-- PROVIDED RECORDS --
- - - - -

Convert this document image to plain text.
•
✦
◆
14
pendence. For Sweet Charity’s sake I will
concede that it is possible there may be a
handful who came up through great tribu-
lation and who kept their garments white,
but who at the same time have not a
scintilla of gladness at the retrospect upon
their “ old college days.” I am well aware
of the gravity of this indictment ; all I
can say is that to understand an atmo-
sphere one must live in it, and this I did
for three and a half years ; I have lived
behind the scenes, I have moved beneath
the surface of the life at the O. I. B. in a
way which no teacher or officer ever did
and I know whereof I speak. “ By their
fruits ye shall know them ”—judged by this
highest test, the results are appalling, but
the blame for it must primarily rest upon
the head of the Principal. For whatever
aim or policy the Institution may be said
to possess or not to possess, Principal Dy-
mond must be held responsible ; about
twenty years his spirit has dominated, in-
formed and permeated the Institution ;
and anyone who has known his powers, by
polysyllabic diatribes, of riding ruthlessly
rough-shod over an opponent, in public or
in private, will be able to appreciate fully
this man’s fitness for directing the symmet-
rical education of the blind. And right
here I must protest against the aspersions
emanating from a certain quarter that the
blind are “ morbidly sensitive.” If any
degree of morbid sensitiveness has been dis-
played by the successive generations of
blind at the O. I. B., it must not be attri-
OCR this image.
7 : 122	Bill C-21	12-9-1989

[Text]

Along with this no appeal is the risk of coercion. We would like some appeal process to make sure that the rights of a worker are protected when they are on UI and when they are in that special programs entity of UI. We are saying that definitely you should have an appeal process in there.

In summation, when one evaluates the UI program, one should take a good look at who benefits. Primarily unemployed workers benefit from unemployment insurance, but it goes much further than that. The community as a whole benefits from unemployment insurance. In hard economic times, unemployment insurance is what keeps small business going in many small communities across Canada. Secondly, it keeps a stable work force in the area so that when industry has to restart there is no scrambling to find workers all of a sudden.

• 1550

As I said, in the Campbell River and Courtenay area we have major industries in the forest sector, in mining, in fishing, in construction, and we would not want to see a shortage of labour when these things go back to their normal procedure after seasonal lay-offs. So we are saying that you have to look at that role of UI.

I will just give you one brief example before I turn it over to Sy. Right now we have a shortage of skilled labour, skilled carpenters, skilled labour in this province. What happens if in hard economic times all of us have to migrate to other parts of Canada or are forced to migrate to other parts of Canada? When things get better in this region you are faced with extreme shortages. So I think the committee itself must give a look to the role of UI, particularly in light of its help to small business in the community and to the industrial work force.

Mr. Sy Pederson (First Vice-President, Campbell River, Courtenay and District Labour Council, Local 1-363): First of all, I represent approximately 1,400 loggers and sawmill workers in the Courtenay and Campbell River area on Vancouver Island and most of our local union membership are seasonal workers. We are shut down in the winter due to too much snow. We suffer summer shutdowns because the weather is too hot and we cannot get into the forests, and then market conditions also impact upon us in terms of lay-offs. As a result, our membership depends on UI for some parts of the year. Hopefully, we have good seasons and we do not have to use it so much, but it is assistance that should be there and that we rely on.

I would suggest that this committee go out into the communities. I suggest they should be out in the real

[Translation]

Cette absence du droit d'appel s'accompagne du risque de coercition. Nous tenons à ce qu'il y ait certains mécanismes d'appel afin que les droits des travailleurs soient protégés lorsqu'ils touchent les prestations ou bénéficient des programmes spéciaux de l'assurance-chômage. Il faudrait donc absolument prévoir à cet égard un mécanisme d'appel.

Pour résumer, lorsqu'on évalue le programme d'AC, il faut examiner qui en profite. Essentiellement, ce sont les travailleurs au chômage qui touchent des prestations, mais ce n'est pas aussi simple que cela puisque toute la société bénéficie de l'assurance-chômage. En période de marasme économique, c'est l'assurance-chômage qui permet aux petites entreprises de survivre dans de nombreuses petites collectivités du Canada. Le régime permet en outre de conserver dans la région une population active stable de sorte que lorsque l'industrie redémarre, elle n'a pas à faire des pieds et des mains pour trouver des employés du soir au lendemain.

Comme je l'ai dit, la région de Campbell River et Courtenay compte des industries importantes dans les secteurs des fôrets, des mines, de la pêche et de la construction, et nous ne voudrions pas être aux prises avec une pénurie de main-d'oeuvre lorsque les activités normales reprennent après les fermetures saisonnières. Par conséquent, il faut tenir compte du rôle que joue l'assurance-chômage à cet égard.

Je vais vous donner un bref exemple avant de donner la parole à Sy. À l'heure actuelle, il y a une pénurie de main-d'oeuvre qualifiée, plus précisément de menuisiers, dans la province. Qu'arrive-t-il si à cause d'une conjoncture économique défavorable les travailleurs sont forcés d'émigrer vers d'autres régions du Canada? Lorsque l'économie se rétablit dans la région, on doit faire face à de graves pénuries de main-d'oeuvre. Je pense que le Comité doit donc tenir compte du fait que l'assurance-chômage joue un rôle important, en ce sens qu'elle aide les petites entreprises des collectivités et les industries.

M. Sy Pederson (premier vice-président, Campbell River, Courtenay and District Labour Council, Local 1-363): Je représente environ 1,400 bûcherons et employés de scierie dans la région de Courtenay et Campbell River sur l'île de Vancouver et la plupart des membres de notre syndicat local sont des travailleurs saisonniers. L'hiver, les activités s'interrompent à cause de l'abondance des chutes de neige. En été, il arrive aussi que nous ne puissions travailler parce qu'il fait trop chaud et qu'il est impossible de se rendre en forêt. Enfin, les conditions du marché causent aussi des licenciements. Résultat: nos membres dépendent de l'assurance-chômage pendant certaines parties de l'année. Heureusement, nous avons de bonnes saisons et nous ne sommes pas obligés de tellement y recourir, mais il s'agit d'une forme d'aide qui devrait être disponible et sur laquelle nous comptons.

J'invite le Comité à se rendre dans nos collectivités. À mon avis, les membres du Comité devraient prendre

- - - - -

-- SHORT EXERCISE --
Transcribe all of the entries without altering anything.

-- CORRECT OUTPUT --
Convert this document image to plain text.
•
✦
◆
14
pendence. For Sweet Charity’s sake I will
concede that it is possible there may be a
handful who came up through great tribu-
lation and who kept their garments white,
but who at the same time have not a
scintilla of gladness at the retrospect upon
their “ old college days.” I am well aware
of the gravity of this indictment ; all I
can say is that to understand an atmo-
sphere one must live in it, and this I did
for three and a half years ; I have lived
behind the scenes, I have moved beneath
the surface of the life at the O. I. B. in a
way which no teacher or officer ever did
and I know whereof I speak. “ By their
fruits ye shall know them ”—judged by this
highest test, the results are appalling, but
the blame for it must primarily rest upon
the head of the Principal. For whatever
aim or policy the Institution may be said
to possess or not to possess, Principal Dy-
mond must be held responsible ; about
twenty years his spirit has dominated, in-
formed and permeated the Institution ;
and anyone who has known his powers, by
polysyllabic diatribes, of riding ruthlessly
rough-shod over an opponent, in public or
in private, will be able to appreciate fully
this man’s fitness for directing the symmet-
rical education of the blind. And right
here I must protest against the aspersions
emanating from a certain quarter that the
blind are “ morbidly sensitive.” If any
degree of morbid sensitiveness has been dis-
played by the successive generations of
blind at the O. I. B., it must not be attri-
OCR this image.
7 : 122	Bill C-21	12-9-1989

[Text]

Along with this no appeal is the risk of coercion. We would like some appeal process to make sure that the rights of a worker are protected when they are on UI and when they are in that special programs entity of UI. We are saying that definitely you should have an appeal process in there.

In summation, when one evaluates the UI program, one should take a good look at who benefits. Primarily unemployed workers benefit from unemployment insurance, but it goes much further than that. The community as a whole benefits from unemployment insurance. In hard economic times, unemployment insurance is what keeps small business going in many small communities across Canada. Secondly, it keeps a stable work force in the area so that when industry has to restart there is no scrambling to find workers all of a sudden.

• 1550

As I said, in the Campbell River and Courtenay area we have major industries in the forest sector, in mining, in fishing, in construction, and we would not want to see a shortage of labour when these things go back to their normal procedure after seasonal lay-offs. So we are saying that you have to look at that role of UI.

I will just give you one brief example before I turn it over to Sy. Right now we have a shortage of skilled labour, skilled carpenters, skilled labour in this province. What happens if in hard economic times all of us have to migrate to other parts of Canada or are forced to migrate to other parts of Canada? When things get better in this region you are faced with extreme shortages. So I think the committee itself must give a look to the role of UI, particularly in light of its help to small business in the community and to the industrial work force.

Mr. Sy Pederson (First Vice-President, Campbell River, Courtenay and District Labour Council, Local 1-363): First of all, I represent approximately 1,400 loggers and sawmill workers in the Courtenay and Campbell River area on Vancouver Island and most of our local union membership are seasonal workers. We are shut down in the winter due to too much snow. We suffer summer shutdowns because the weather is too hot and we cannot get into the forests, and then market conditions also impact upon us in terms of lay-offs. As a result, our membership depends on UI for some parts of the year. Hopefully, we have good seasons and we do not have to use it so much, but it is assistance that should be there and that we rely on.

I would suggest that this committee go out into the communities. I suggest they should be out in the real

[Translation]

Cette absence du droit d'appel s'accompagne du risque de coercition. Nous tenons à ce qu'il y ait certains mécanismes d'appel afin que les droits des travailleurs soient protégés lorsqu'ils touchent les prestations ou bénéficient des programmes spéciaux de l'assurance-chômage. Il faudrait donc absolument prévoir à cet égard un mécanisme d'appel.

Pour résumer, lorsqu'on évalue le programme d'AC, il faut examiner qui en profite. Essentiellement, ce sont les travailleurs au chômage qui touchent des prestations, mais ce n'est pas aussi simple que cela puisque toute la société bénéficie de l'assurance-chômage. En période de marasme économique, c'est l'assurance-chômage qui permet aux petites entreprises de survivre dans de nombreuses petites collectivités du Canada. Le régime permet en outre de conserver dans la région une population active stable de sorte que lorsque l'industrie redémarre, elle n'a pas à faire des pieds et des mains pour trouver des employés du soir au lendemain.

Comme je l'ai dit, la région de Campbell River et Courtenay compte des industries importantes dans les secteurs des fôrets, des mines, de la pêche et de la construction, et nous ne voudrions pas être aux prises avec une pénurie de main-d'oeuvre lorsque les activités normales reprennent après les fermetures saisonnières. Par conséquent, il faut tenir compte du rôle que joue l'assurance-chômage à cet égard.

Je vais vous donner un bref exemple avant de donner la parole à Sy. À l'heure actuelle, il y a une pénurie de main-d'oeuvre qualifiée, plus précisément de menuisiers, dans la province. Qu'arrive-t-il si à cause d'une conjoncture économique défavorable les travailleurs sont forcés d'émigrer vers d'autres régions du Canada? Lorsque l'économie se rétablit dans la région, on doit faire face à de graves pénuries de main-d'oeuvre. Je pense que le Comité doit donc tenir compte du fait que l'assurance-chômage joue un rôle important, en ce sens qu'elle aide les petites entreprises des collectivités et les industries.

M. Sy Pederson (premier vice-président, Campbell River, Courtenay and District Labour Council, Local 1-363): Je représente environ 1,400 bûcherons et employés de scierie dans la région de Courtenay et Campbell River sur l'île de Vancouver et la plupart des membres de notre syndicat local sont des travailleurs saisonniers. L'hiver, les activités s'interrompent à cause de l'abondance des chutes de neige. En été, il arrive aussi que nous ne puissions travailler parce qu'il fait trop chaud et qu'il est impossible de se rendre en forêt. Enfin, les conditions du marché causent aussi des licenciements. Résultat: nos membres dépendent de l'assurance-chômage pendant certaines parties de l'année. Heureusement, nous avons de bonnes saisons et nous ne sommes pas obligés de tellement y recourir, mais il s'agit d'une forme d'aide qui devrait être disponible et sur laquelle nous comptons.

J'invite le Comité à se rendre dans nos collectivités. À mon avis, les membres du Comité devraient prendre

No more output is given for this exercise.